## TO BE DONE
Count every line that has the word "true" in it; give no more than the number.

──────

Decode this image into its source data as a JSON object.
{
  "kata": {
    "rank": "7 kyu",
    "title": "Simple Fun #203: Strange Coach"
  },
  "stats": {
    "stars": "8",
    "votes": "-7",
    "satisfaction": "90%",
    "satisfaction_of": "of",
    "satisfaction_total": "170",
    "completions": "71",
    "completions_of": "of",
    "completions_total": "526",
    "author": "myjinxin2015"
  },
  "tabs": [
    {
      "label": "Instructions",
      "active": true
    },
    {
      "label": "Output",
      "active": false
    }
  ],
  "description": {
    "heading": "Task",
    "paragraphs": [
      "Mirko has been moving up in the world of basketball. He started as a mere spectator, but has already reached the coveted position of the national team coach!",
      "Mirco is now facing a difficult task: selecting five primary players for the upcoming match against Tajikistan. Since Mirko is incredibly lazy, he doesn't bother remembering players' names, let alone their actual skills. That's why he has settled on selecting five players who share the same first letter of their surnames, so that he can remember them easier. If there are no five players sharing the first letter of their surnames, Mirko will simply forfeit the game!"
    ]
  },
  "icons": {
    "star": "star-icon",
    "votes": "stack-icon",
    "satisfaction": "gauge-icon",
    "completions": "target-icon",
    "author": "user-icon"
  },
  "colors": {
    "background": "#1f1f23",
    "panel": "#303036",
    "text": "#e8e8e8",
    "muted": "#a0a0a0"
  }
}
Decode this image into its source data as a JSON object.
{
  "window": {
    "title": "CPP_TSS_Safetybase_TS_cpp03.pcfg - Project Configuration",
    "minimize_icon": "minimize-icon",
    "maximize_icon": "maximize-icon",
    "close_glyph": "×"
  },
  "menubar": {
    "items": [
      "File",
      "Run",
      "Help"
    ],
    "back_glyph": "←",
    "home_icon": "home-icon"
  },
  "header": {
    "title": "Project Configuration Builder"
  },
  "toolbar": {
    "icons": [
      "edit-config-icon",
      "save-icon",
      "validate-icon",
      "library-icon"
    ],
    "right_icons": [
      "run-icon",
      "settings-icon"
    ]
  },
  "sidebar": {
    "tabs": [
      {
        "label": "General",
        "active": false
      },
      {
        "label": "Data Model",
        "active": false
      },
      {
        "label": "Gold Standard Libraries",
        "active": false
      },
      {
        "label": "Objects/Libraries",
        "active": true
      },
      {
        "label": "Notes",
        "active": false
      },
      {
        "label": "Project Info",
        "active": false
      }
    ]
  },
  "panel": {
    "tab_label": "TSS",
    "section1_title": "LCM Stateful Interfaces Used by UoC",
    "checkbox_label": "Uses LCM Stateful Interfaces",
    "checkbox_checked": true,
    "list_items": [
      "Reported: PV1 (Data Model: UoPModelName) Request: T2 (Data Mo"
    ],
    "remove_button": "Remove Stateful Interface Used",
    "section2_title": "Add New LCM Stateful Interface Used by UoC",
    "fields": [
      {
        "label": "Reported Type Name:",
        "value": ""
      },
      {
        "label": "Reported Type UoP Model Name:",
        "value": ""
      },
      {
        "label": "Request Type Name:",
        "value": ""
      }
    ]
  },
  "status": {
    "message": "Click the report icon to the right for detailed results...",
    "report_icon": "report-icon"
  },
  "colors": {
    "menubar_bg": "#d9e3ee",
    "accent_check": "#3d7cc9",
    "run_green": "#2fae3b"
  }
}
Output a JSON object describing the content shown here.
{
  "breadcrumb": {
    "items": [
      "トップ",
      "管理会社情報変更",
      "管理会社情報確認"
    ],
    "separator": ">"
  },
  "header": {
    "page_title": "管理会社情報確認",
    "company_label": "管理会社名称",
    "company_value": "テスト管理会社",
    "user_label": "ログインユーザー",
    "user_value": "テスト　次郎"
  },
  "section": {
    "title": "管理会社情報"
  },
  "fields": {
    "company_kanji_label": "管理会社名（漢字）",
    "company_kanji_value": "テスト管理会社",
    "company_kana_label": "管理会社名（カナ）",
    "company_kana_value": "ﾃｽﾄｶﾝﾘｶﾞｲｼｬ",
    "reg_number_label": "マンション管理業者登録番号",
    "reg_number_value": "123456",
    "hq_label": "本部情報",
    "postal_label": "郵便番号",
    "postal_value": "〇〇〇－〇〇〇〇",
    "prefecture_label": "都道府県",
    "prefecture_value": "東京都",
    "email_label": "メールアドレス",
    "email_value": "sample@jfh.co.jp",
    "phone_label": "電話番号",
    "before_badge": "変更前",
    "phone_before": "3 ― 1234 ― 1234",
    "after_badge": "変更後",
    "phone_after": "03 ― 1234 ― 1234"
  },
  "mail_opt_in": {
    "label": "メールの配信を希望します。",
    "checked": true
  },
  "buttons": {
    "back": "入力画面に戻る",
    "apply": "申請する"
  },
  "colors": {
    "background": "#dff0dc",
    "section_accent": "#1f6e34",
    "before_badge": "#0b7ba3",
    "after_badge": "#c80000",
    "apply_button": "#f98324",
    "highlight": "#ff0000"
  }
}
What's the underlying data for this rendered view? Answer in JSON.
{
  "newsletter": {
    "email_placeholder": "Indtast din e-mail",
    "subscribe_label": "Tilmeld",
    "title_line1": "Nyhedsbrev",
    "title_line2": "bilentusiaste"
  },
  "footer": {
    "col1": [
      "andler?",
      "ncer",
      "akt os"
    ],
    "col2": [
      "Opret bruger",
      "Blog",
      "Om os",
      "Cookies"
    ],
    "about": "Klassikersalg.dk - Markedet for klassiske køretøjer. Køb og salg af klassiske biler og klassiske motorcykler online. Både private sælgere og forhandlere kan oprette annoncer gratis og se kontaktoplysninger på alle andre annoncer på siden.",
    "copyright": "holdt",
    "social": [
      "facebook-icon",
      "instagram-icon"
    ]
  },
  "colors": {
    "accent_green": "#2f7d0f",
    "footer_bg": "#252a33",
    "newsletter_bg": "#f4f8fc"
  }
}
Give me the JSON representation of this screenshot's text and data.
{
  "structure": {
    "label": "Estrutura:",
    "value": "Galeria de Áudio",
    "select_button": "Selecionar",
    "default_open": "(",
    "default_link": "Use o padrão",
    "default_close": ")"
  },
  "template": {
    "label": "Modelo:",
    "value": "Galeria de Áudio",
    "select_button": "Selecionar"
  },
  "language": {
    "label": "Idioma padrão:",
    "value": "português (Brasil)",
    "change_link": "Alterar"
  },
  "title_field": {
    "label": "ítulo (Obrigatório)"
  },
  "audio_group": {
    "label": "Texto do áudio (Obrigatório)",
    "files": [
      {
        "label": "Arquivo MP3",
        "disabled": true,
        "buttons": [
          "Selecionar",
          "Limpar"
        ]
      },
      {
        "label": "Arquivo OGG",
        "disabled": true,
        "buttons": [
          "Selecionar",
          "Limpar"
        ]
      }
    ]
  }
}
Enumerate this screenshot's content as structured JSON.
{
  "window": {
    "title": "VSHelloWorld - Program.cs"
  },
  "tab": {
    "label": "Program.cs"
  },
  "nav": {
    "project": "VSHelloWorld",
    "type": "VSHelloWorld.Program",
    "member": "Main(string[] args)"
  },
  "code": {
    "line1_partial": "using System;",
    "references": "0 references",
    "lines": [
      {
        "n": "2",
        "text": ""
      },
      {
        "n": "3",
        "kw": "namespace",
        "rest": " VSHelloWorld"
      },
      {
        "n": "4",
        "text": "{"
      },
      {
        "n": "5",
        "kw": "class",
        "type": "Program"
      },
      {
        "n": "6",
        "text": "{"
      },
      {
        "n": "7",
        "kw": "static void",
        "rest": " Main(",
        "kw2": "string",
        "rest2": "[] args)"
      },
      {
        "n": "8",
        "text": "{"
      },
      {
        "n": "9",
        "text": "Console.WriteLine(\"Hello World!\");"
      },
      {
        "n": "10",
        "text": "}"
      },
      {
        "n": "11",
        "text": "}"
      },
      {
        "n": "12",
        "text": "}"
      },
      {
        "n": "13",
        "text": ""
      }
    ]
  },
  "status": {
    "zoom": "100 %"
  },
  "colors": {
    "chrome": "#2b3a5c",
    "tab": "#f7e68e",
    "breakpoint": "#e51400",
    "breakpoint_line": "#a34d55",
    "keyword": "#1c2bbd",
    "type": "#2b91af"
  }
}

──────

## SOLVED EXERCISE
6